A defined benefit (DB) pension plan is a type of pension plan in which an employer/sponsor promises a specified pension payment, lump-sum, or combination thereof on retirement that depends on an employee's earnings history, tenure of service and age, rather than depending directly on individual investment returns. Traditionally, many governmental and public entities, as well as a large number of corporations, provide defined benefit plans, sometimes as a means of compensating workers in lieu of increased pay.

A defined benefit plan is 'defined' in the sense that the benefit formula is defined and known in advance. Conversely, for a "defined contribution retirement saving plan," the formula for computing the employer's and employee's contributions is defined and known in advance, but the benefit to be paid out is not known in advance.

In the United States, specifies a defined benefit plan to be any pension plan that is not a defined contribution plan, where a defined contribution plan is any plan with individual accounts. A traditional pension plan that defines a benefit for an employee upon that employee's retirement is a defined benefit plan.

The most common type of formula used is based on the employee's terminal earnings (final salary). Under this formula, benefits are based on a percentage of average earnings during a specified number of years at the end of a worker's career.

In the private sector, defined benefit plans are often funded exclusively by employer contributions. In the public sector, defined benefit plans usually require employee contributions.

Over time, these plans may face deficits or surpluses between the money currently in the plans and the total amount of their pension obligations. Contributions may be made by the employee, the employer, or both. In many defined benefit plans, the employer bears the investment risk and can benefit from surpluses.

==Overview==
When participating in a defined benefit pension plan, an employer/sponsor promises to pay the employees/members a specific benefit for life beginning at retirement. The benefit is calculated in advance using a formula based on age, earnings, and years of service.

The liability of the pension lies with the employer/sponsor who is responsible for making the decisions. Employer and/or employer/employee contributions to a defined benefit pension plan are based on a formula that calculates the contributions needed to meet the defined benefit. These contributions are actuarially determined taking into consideration the employee's life expectancy and normal retirement age, possible changes to interest rates, annual retirement benefit amount, and the potential for employee turnover.

Each jurisdiction would have legislation which has requirements and limitations for administering pension plans. Entitlements and limitations may also be based or established in common law. Employees are always entitled to the vested accrued benefit earned to date. If an employee leaves the company before retirement, the benefits earned so far are frozen and held in a trust for the employee until retirement age or in some instances the employee is able to take away a lump sum value or transfer the value to another pension plan.

Defined benefit plans distribute their benefits through life annuities. In a life annuity, employees receive equal periodic benefit payments (monthly, quarterly, etc.) for the rest of their lives. A defined benefit pension plan allows joint distributions so a surviving spouse can still receive 50 percent of your payment.

===United States===

In the United States, the maximum retirement benefit permitted in 2014 under a defined benefit plan is $210,000 (up from $205,000 in 2013). Defined benefit pension plans in the U.S. currently do not have contribution limits.

A defined benefit pension plan must allow its vested employees to receive their benefits no later than the 60th day after the end of the plan year in which they have been employed for ten years or leave their employer. Employees who reach age 65 or the specified retirement age in their plan can also collect the benefits. Starting in 2002, the maximum benefit is now reduced for retirement prior to age 62, and increased for retirement after age 65.

* [Record list]
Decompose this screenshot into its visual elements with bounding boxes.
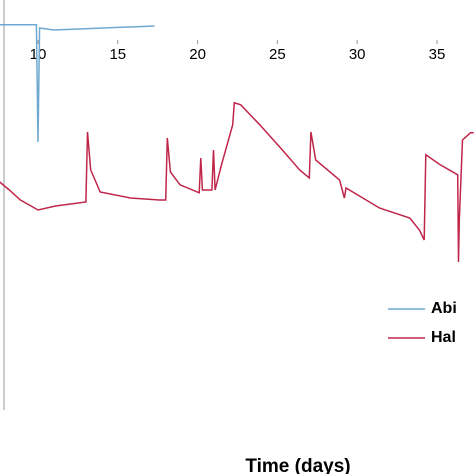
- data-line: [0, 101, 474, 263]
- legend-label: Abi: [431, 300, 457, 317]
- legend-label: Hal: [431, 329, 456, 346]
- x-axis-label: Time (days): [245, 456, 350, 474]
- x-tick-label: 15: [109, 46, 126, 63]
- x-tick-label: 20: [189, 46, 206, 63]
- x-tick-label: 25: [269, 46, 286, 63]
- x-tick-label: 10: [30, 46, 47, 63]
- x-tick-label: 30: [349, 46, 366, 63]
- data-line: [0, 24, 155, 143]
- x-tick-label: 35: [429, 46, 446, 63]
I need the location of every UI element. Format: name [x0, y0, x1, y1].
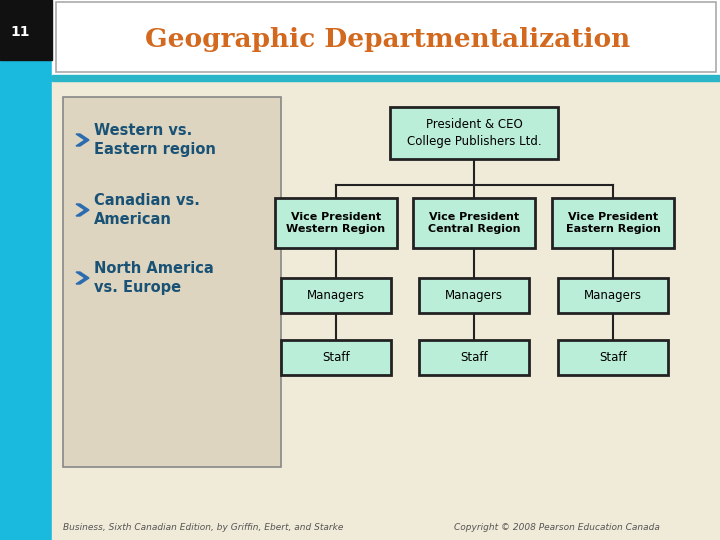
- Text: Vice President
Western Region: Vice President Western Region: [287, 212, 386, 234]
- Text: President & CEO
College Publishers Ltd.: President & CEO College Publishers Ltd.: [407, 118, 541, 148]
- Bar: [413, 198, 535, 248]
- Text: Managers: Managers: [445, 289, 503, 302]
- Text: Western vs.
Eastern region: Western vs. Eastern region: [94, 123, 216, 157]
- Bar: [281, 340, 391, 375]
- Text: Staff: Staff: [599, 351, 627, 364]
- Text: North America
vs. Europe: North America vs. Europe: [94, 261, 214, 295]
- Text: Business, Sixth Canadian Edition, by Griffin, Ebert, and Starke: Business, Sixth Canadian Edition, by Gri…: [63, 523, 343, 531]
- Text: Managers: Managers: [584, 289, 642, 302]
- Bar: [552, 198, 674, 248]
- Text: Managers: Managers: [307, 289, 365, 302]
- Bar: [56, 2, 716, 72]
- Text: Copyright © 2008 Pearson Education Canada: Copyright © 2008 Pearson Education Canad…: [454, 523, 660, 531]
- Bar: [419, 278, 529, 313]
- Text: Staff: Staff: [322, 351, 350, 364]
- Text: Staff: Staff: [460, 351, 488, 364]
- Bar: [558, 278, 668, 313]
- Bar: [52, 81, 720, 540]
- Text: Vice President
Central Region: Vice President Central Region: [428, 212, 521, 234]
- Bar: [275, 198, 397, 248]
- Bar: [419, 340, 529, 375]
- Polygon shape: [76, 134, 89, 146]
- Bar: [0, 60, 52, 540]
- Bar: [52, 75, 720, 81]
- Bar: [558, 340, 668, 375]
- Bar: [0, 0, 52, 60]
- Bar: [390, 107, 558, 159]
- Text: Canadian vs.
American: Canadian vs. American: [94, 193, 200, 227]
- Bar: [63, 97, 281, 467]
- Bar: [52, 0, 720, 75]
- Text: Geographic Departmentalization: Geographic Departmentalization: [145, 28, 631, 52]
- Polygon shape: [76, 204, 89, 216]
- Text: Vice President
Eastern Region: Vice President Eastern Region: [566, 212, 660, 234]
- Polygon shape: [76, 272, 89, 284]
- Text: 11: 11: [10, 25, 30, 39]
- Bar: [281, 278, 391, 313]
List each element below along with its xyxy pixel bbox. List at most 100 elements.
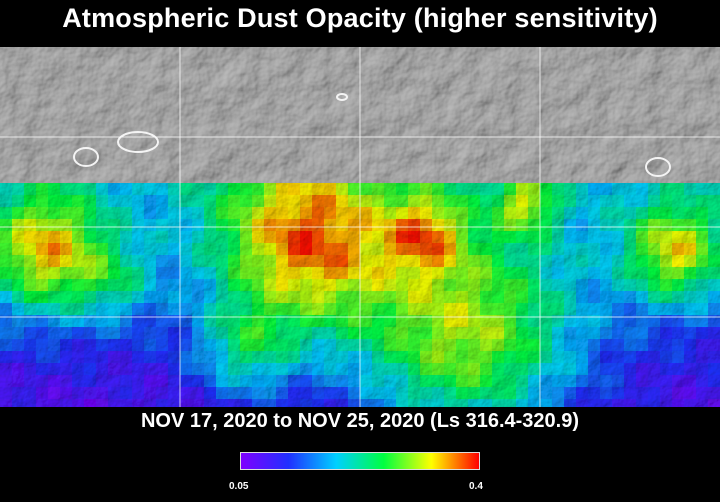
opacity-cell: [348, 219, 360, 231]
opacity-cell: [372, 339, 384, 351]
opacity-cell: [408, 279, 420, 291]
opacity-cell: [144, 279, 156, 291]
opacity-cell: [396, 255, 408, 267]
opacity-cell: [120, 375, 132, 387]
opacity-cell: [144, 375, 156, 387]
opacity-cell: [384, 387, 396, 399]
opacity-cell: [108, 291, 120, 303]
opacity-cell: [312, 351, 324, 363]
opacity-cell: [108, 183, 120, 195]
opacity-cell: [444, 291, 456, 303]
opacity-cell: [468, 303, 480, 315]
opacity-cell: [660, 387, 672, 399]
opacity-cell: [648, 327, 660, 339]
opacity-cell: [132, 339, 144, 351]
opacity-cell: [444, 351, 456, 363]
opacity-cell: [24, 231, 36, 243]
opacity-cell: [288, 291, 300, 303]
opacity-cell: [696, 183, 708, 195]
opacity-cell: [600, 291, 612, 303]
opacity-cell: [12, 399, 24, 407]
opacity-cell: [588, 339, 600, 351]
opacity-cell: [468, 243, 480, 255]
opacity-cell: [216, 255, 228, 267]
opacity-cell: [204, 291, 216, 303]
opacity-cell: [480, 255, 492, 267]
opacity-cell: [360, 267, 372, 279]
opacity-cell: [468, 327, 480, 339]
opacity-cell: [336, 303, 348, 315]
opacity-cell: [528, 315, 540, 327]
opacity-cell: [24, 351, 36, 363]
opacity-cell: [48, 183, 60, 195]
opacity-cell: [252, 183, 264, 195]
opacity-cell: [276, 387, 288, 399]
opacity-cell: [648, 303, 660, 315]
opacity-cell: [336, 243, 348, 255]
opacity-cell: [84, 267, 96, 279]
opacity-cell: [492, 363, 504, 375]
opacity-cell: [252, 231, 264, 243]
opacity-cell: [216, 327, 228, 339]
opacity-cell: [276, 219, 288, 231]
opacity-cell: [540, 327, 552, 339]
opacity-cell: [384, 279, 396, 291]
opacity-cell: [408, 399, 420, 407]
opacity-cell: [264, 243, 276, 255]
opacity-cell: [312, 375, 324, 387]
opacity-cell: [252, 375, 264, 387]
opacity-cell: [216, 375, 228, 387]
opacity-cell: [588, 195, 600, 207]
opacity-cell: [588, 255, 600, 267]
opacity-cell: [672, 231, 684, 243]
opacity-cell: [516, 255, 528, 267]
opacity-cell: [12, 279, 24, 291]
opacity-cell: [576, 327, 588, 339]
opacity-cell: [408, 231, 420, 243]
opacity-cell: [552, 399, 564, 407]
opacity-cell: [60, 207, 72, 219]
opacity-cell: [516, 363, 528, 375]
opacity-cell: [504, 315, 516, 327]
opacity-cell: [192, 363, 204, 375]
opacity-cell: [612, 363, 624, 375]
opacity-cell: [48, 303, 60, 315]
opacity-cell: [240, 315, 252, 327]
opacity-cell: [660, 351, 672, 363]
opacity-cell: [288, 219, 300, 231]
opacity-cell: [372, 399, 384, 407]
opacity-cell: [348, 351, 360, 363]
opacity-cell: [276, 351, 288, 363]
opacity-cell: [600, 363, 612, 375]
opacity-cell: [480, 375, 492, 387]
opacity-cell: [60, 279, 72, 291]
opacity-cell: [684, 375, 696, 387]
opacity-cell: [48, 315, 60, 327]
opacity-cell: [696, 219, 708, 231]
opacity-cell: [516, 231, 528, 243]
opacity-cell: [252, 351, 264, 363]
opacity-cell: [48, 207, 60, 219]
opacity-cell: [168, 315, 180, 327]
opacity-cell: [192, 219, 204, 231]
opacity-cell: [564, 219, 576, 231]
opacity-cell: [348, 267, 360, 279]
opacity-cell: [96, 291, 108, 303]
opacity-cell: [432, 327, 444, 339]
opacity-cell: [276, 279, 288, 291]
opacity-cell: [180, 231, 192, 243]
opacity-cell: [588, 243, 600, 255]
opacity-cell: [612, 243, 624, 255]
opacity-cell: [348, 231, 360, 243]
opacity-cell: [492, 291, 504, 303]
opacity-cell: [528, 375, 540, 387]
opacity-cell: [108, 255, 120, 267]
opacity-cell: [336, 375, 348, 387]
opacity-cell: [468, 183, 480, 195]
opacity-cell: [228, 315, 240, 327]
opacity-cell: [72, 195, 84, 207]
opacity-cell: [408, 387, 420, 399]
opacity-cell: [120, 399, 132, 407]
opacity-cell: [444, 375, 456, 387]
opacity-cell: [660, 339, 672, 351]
...
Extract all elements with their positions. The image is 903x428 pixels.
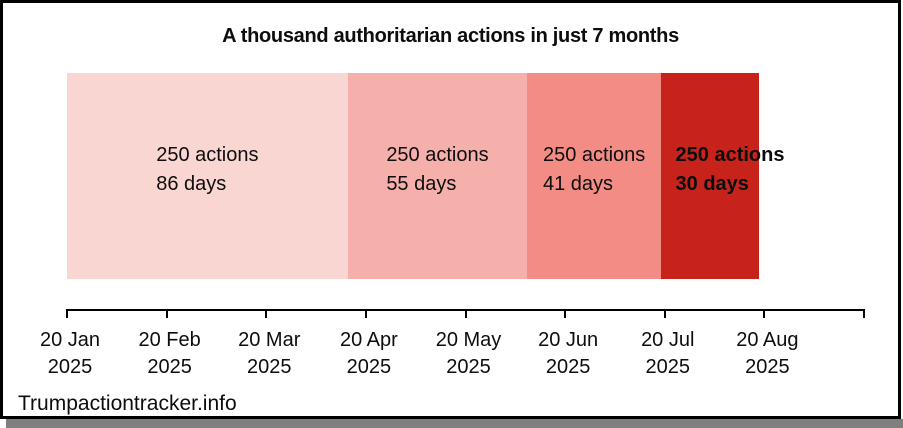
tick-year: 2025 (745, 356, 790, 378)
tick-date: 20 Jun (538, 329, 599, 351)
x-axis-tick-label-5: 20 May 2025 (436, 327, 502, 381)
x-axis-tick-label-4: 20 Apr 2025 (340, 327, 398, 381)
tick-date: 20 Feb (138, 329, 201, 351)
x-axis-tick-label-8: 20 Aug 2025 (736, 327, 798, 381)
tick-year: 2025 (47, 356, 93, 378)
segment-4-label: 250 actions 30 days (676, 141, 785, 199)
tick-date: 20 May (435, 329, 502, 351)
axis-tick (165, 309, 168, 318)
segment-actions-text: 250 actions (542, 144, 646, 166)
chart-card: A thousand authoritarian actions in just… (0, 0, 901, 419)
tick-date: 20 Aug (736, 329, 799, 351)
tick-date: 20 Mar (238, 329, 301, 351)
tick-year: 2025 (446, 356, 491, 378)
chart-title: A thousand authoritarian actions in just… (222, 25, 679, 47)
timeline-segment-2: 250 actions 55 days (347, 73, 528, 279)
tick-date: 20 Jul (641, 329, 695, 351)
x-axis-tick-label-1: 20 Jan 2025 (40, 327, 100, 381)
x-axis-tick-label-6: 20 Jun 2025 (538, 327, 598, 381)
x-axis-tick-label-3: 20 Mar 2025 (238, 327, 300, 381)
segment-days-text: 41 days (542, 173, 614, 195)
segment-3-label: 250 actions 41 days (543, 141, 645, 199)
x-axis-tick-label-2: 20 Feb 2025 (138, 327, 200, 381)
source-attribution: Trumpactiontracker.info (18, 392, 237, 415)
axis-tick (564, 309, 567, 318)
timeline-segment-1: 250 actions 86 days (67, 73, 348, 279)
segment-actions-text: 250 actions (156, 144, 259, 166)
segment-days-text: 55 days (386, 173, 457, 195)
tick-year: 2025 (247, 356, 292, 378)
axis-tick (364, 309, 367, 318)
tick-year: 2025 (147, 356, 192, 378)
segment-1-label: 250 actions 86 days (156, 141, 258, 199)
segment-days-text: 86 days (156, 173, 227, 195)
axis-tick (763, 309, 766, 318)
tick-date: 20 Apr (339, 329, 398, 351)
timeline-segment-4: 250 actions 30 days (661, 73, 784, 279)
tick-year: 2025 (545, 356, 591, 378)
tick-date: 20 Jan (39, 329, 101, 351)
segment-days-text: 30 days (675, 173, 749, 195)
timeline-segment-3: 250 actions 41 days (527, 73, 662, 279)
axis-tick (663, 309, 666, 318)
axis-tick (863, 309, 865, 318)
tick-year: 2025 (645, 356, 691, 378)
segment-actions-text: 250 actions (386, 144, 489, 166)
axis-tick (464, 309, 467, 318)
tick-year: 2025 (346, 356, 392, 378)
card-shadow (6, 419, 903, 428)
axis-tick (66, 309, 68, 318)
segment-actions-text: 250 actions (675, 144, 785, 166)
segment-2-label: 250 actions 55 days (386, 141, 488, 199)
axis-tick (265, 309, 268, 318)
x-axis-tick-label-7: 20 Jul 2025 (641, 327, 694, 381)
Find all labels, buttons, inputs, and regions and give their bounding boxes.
--
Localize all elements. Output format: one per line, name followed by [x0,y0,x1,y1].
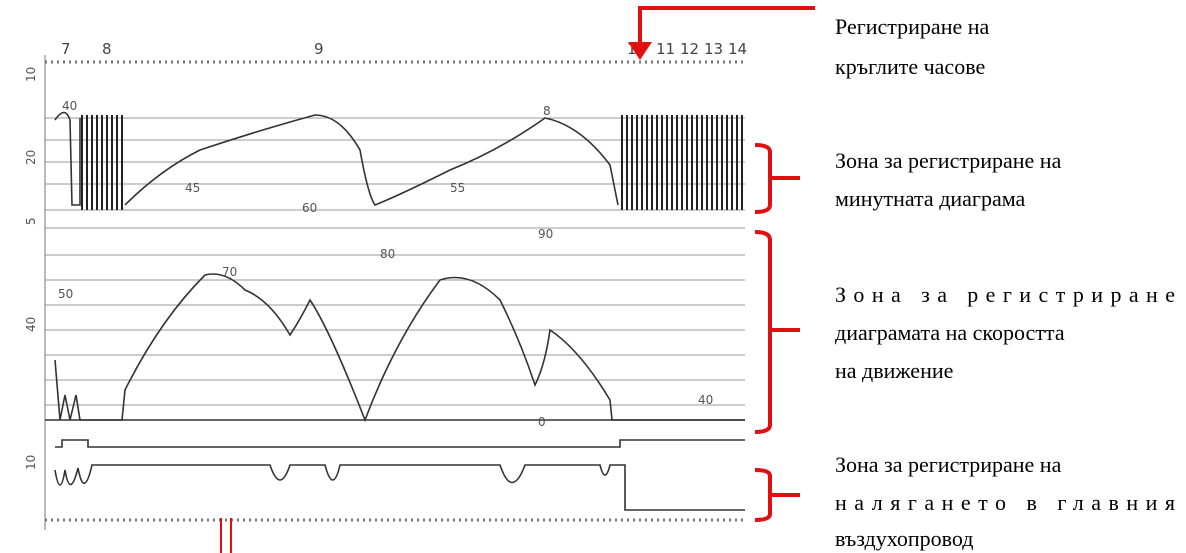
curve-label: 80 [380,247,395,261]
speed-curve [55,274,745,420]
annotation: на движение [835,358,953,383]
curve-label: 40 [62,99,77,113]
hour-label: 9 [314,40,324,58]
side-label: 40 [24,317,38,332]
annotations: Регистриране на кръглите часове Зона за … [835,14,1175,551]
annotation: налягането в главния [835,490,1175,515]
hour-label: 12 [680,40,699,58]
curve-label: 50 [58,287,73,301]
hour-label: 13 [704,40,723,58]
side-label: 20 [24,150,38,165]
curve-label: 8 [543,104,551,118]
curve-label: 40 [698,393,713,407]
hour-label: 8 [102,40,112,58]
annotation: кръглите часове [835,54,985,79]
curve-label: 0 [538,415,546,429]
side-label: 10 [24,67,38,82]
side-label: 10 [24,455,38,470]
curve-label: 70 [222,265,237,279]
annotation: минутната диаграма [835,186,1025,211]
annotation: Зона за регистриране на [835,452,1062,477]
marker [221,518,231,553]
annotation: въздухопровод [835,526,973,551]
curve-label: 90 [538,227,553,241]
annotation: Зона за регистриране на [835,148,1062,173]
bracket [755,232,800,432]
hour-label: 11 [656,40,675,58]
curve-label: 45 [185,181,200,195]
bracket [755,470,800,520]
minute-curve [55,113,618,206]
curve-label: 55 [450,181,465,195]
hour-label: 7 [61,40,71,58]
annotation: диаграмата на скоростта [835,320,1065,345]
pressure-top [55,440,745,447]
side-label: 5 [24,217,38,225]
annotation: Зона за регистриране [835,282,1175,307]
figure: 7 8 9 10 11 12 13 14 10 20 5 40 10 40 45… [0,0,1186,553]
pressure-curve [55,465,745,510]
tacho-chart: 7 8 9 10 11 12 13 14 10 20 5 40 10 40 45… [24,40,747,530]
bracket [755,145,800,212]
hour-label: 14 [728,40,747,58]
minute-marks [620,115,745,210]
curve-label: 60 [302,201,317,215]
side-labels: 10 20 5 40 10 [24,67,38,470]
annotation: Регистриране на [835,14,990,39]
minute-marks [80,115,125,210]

* [Task directions] List every factor that the text on defined benefit pension plans says is taken into consideration when contributions are actuarially determined. The lines have no connection to the text on defined benefit pension plans.

* [Answer in full]
- The employee's life expectancy
- Normal retirement age
- Possible changes to interest rates
- Annual retirement benefit amount
- The potential for employee turnover